* **Exercise aim**:
Where a line holds "this", copy it.

-=-=-

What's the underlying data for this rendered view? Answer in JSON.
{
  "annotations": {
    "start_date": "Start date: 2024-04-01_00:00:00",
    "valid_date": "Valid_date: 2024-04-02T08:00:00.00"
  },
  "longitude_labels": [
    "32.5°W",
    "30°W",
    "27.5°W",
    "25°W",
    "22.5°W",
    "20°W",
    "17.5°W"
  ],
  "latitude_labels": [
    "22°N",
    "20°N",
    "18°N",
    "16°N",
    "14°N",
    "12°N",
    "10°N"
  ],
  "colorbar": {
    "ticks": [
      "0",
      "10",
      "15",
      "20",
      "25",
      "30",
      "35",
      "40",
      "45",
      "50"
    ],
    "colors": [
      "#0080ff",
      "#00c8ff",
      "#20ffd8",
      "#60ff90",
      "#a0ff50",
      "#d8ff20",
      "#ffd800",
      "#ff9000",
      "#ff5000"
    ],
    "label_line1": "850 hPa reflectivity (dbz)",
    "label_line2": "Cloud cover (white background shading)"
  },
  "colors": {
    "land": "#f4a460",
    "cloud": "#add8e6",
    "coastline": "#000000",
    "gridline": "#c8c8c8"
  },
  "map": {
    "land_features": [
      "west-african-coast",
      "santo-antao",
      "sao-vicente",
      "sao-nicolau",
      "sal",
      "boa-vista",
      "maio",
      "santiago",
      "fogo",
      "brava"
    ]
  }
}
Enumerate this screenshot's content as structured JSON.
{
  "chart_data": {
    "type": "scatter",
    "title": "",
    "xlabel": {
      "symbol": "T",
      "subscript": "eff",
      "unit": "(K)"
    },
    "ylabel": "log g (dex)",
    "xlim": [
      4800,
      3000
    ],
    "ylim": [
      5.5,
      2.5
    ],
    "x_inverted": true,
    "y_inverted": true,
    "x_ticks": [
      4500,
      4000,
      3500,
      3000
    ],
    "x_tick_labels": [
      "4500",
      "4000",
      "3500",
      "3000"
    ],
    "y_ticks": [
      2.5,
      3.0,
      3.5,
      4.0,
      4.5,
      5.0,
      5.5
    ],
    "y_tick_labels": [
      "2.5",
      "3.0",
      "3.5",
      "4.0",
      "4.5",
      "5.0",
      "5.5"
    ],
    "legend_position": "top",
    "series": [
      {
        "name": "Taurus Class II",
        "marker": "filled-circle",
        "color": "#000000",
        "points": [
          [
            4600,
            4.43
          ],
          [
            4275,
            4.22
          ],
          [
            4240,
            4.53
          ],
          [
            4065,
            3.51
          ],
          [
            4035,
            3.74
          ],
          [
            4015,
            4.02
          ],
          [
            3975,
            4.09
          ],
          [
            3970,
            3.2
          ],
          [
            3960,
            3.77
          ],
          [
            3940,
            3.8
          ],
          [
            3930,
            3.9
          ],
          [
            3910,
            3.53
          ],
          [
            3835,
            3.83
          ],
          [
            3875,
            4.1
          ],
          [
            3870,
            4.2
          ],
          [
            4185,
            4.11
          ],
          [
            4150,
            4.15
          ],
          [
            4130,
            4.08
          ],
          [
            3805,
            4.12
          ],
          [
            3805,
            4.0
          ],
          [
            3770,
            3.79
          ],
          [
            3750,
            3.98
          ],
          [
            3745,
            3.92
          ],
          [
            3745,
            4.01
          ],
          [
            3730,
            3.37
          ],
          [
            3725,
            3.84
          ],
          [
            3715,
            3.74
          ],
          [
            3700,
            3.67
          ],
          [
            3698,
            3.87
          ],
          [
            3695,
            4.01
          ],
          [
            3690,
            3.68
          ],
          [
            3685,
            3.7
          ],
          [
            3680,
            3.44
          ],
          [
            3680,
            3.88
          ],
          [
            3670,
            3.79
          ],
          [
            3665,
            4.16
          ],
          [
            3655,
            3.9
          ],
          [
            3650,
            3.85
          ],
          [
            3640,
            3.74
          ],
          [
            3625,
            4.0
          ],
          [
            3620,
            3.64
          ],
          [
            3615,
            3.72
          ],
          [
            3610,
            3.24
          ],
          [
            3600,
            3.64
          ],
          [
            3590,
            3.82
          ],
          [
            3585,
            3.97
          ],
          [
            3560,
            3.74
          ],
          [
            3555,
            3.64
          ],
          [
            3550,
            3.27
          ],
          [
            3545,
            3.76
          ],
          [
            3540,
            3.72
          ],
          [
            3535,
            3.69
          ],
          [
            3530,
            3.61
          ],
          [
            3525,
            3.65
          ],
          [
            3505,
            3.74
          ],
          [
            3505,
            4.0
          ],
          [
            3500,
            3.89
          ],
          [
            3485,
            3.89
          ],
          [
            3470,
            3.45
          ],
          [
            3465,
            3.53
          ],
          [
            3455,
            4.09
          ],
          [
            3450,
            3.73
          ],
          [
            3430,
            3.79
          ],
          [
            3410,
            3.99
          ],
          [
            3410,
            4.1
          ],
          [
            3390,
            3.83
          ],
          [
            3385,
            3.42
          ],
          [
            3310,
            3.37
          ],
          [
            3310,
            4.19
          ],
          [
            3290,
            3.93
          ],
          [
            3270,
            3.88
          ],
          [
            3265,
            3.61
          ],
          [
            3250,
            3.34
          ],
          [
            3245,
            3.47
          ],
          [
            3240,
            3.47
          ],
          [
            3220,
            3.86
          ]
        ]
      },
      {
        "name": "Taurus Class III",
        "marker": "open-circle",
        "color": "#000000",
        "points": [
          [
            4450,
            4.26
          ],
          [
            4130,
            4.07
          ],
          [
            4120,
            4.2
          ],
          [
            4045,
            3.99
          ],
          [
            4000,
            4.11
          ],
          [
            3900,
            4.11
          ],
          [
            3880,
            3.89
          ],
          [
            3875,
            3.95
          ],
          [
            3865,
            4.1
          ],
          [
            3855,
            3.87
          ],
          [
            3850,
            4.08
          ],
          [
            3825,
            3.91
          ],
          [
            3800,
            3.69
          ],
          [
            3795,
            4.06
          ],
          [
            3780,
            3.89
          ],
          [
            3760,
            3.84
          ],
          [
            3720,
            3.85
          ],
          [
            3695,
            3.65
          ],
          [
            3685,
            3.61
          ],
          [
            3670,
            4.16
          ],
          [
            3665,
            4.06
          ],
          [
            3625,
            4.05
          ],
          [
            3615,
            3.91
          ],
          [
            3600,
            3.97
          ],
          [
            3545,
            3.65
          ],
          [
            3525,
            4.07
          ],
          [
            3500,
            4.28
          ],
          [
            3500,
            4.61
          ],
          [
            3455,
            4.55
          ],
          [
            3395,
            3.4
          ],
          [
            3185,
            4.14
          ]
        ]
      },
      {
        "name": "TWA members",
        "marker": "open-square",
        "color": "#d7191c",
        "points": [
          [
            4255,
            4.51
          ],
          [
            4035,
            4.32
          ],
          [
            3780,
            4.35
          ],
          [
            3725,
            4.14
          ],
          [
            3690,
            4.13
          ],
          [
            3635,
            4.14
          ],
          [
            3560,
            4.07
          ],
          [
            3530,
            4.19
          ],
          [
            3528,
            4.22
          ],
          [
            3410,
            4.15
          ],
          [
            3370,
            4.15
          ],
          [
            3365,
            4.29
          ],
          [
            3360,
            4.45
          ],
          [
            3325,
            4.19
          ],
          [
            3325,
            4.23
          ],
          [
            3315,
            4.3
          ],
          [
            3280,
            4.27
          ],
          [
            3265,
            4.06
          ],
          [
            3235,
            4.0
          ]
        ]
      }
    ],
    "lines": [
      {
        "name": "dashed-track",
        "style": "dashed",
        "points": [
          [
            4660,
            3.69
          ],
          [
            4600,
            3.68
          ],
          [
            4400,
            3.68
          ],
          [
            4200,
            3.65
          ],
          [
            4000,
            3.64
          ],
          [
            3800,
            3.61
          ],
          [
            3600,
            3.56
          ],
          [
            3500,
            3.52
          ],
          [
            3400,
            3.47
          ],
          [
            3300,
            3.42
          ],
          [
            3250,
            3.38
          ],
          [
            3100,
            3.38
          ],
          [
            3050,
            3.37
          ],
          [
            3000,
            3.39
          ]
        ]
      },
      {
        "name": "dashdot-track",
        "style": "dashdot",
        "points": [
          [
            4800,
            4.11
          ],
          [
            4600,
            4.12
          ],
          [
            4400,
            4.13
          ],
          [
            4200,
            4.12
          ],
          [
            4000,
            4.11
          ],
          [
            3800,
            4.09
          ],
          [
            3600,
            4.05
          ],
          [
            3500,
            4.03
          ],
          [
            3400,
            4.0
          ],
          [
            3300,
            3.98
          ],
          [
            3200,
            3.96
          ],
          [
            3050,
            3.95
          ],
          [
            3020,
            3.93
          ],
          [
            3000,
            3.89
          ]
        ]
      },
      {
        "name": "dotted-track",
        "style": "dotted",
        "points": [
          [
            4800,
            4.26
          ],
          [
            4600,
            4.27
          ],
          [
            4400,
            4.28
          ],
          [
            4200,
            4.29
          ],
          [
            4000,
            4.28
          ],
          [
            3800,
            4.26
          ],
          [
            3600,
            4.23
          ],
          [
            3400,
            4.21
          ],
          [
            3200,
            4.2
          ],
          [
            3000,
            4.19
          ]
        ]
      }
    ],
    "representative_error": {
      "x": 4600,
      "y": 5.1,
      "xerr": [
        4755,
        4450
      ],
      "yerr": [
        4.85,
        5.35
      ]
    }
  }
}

-=-=-

* **Solution below**:
What's the underlying data for this rendered view? Answer in JSON.
Enumerate this screenshot's content as structured JSON.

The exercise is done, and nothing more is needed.